__RAW RECORDS__.
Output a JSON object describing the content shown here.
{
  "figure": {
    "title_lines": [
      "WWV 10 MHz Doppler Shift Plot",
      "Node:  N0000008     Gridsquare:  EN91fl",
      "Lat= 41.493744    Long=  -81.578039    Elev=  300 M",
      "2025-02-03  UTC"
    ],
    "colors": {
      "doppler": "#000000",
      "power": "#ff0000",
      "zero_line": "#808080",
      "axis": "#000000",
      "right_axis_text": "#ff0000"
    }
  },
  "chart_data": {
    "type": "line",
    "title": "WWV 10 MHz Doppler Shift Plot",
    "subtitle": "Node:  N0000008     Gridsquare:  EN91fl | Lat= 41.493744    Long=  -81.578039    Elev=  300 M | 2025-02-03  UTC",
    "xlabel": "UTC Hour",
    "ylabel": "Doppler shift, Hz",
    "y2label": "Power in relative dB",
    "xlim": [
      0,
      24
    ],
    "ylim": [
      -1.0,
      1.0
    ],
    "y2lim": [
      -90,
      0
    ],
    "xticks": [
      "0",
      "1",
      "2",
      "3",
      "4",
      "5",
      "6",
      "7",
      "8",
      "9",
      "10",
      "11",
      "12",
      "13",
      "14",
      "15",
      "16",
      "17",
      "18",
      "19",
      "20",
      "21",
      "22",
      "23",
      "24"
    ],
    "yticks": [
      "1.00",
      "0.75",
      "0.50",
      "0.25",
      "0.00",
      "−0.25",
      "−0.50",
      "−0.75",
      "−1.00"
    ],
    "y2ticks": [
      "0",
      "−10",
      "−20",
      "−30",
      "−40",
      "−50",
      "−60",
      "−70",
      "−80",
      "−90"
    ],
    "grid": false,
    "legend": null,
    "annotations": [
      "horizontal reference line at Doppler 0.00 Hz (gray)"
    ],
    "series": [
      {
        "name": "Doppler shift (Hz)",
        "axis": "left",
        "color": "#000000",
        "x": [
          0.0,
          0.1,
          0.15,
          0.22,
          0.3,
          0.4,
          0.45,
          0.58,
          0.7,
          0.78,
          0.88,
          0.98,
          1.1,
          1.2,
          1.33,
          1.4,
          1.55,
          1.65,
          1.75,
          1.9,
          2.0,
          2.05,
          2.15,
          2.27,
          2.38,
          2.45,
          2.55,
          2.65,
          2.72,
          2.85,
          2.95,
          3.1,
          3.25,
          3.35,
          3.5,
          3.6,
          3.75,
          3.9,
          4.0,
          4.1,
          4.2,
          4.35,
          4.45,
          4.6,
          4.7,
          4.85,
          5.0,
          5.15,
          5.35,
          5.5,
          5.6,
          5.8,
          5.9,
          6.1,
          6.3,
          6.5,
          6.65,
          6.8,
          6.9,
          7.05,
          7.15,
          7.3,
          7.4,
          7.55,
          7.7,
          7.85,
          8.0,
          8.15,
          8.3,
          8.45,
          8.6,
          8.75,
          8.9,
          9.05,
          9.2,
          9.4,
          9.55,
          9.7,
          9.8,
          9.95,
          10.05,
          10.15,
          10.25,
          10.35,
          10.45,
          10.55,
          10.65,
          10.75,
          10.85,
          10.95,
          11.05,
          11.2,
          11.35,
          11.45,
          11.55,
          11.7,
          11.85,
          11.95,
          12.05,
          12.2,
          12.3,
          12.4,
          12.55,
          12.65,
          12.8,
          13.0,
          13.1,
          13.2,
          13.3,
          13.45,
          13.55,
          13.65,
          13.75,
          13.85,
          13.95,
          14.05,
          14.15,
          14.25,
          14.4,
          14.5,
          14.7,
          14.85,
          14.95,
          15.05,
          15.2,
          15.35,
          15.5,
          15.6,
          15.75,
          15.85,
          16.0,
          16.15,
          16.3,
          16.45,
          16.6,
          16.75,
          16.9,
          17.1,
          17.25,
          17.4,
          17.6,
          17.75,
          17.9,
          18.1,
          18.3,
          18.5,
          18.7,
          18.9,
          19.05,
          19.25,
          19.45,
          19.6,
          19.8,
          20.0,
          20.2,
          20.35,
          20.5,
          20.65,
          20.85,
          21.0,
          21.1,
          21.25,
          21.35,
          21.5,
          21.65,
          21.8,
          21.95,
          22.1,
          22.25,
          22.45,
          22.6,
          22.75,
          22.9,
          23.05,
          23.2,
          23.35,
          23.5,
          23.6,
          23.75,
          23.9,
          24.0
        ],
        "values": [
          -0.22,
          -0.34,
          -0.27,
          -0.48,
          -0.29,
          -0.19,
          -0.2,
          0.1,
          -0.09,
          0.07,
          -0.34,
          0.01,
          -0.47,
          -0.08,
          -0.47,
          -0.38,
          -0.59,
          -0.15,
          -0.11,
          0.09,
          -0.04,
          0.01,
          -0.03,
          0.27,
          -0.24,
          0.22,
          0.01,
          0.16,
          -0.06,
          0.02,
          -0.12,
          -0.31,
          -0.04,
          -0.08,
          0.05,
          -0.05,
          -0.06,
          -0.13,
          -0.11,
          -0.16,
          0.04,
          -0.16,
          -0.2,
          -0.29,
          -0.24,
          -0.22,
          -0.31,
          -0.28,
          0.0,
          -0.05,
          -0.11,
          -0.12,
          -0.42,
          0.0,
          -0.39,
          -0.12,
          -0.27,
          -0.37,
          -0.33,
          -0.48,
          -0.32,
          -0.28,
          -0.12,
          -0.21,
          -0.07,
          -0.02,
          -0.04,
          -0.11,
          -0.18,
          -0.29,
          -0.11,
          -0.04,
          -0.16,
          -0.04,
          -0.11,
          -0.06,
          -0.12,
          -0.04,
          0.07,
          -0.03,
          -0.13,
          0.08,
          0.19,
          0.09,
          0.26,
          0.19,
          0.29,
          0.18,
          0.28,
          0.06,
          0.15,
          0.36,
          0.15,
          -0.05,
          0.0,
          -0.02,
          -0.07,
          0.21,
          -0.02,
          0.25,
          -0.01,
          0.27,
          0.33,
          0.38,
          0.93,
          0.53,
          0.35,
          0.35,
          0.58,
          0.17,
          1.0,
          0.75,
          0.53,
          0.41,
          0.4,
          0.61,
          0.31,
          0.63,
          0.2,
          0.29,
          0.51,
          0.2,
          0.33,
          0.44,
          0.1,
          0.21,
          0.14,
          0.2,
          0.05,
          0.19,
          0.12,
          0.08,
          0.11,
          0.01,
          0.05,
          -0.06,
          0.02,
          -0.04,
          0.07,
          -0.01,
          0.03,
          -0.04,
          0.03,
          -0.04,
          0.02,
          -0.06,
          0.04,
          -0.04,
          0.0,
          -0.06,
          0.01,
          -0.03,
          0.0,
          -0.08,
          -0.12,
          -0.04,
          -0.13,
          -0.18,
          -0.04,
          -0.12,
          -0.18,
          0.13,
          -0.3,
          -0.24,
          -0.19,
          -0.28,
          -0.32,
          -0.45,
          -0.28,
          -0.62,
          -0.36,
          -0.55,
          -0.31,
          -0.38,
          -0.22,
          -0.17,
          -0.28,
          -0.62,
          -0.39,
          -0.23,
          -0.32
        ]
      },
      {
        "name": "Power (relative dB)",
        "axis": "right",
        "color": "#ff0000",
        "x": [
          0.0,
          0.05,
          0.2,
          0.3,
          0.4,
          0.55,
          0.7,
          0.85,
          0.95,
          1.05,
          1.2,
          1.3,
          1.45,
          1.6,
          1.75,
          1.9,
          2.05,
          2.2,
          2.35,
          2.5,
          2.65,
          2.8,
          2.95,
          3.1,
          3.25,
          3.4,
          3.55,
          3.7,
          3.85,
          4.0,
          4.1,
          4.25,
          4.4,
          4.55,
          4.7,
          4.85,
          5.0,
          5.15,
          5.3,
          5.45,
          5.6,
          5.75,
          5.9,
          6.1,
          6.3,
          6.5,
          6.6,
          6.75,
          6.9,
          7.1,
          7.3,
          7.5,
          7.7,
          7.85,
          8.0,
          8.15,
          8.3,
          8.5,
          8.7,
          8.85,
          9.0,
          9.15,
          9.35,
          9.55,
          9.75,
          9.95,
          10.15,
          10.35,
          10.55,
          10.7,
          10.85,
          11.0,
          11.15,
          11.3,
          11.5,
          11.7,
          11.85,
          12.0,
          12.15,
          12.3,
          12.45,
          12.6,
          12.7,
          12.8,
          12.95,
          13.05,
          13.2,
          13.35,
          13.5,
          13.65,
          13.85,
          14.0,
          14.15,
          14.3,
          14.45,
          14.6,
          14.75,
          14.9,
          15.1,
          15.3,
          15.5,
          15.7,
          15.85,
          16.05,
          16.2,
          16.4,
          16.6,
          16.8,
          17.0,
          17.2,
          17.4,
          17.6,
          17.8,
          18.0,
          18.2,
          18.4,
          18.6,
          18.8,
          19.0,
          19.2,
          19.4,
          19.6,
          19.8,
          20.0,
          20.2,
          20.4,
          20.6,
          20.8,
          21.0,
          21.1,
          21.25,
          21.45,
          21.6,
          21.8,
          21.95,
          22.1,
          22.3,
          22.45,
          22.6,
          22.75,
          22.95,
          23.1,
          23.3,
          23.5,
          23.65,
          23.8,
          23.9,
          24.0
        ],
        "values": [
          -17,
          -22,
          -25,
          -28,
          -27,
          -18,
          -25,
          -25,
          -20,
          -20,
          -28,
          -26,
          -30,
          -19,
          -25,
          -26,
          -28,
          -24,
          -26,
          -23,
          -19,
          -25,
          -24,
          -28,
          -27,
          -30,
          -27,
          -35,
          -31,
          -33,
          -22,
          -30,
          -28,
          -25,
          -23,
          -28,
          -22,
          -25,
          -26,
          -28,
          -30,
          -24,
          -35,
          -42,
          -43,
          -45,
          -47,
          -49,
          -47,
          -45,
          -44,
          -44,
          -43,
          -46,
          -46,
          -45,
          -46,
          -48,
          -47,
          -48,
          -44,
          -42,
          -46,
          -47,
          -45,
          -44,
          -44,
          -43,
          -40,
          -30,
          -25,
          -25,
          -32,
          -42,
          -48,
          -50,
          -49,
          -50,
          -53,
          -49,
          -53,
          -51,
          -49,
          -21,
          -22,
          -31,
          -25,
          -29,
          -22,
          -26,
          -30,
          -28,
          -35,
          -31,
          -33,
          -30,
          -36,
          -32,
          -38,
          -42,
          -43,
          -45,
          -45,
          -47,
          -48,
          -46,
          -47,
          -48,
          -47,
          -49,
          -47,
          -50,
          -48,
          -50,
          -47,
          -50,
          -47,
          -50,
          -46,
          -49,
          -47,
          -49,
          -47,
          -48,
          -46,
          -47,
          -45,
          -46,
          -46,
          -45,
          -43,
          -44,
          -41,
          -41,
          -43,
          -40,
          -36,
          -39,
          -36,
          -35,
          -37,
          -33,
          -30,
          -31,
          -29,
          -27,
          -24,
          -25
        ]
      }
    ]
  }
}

__GOAL__. Find how many lines of the listing include the string "Long" and give that number, nothing else.

__FINISHED TASK__. 2